> **Task details**
Drop the images; return everything else in the listing below exactly.

------ Given data

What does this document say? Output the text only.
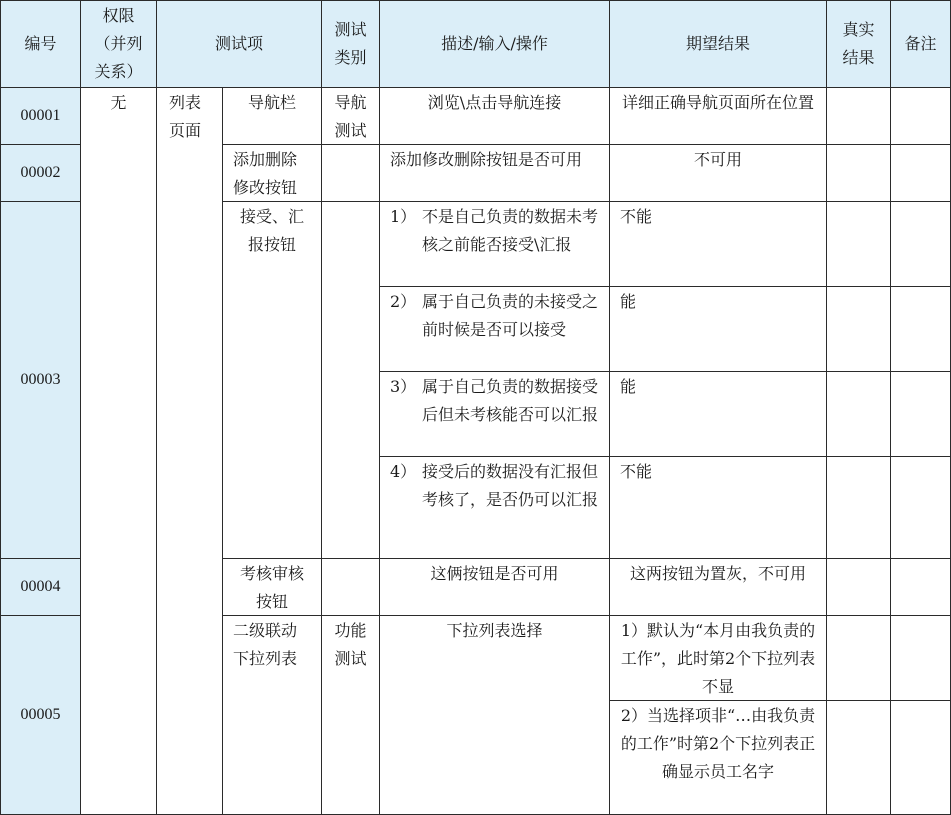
编号
权限（并列关系）
测试项
测试类别
描述/输入/操作	期望结果
真实结果
备注
00001
00002
00003
00004
00005
无	列表页面
导航栏
添加删除修改按钮
接受、汇报按钮
考核审核按钮
二级联动下拉列表
导航测试
功能测试
浏览\点击导航连接
添加修改删除按钮是否可用
1） 不是自己负责的数据未考核之前能否接受\汇报
2） 属于自己负责的未接受之前时候是否可以接受
3） 属于自己负责的数据接受后但未考核能否可以汇报
4） 接受后的数据没有汇报但考核了，是否仍可以汇报
这俩按钮是否可用
下拉列表选择
详细正确导航页面所在位置
不可用
不能
能
能
不能
这两按钮为置灰，不可用
1）默认为“本月由我负责的工作”，此时第2个下拉列表不显
2）当选择项非“…由我负责的工作”时第2个下拉列表正确显示员工名字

------------

> **Solved exercise**
What does this document say? Output the text only.
编号
权限（并列关系）
测试项
测试类别
描述/输入/操作	期望结果
真实结果
备注
00001
00002
00003
00004
00005
无	列表页面
导航栏
添加删除修改按钮
接受、汇报按钮
考核审核按钮
二级联动下拉列表
导航测试
功能测试
浏览\点击导航连接
添加修改删除按钮是否可用
1） 不是自己负责的数据未考核之前能否接受\汇报
2） 属于自己负责的未接受之前时候是否可以接受
3） 属于自己负责的数据接受后但未考核能否可以汇报
4） 接受后的数据没有汇报但考核了，是否仍可以汇报
这俩按钮是否可用
下拉列表选择
详细正确导航页面所在位置
不可用
不能
能
能
不能
这两按钮为置灰，不可用
1）默认为“本月由我负责的工作”，此时第2个下拉列表不显
2）当选择项非“…由我负责的工作”时第2个下拉列表正确显示员工名字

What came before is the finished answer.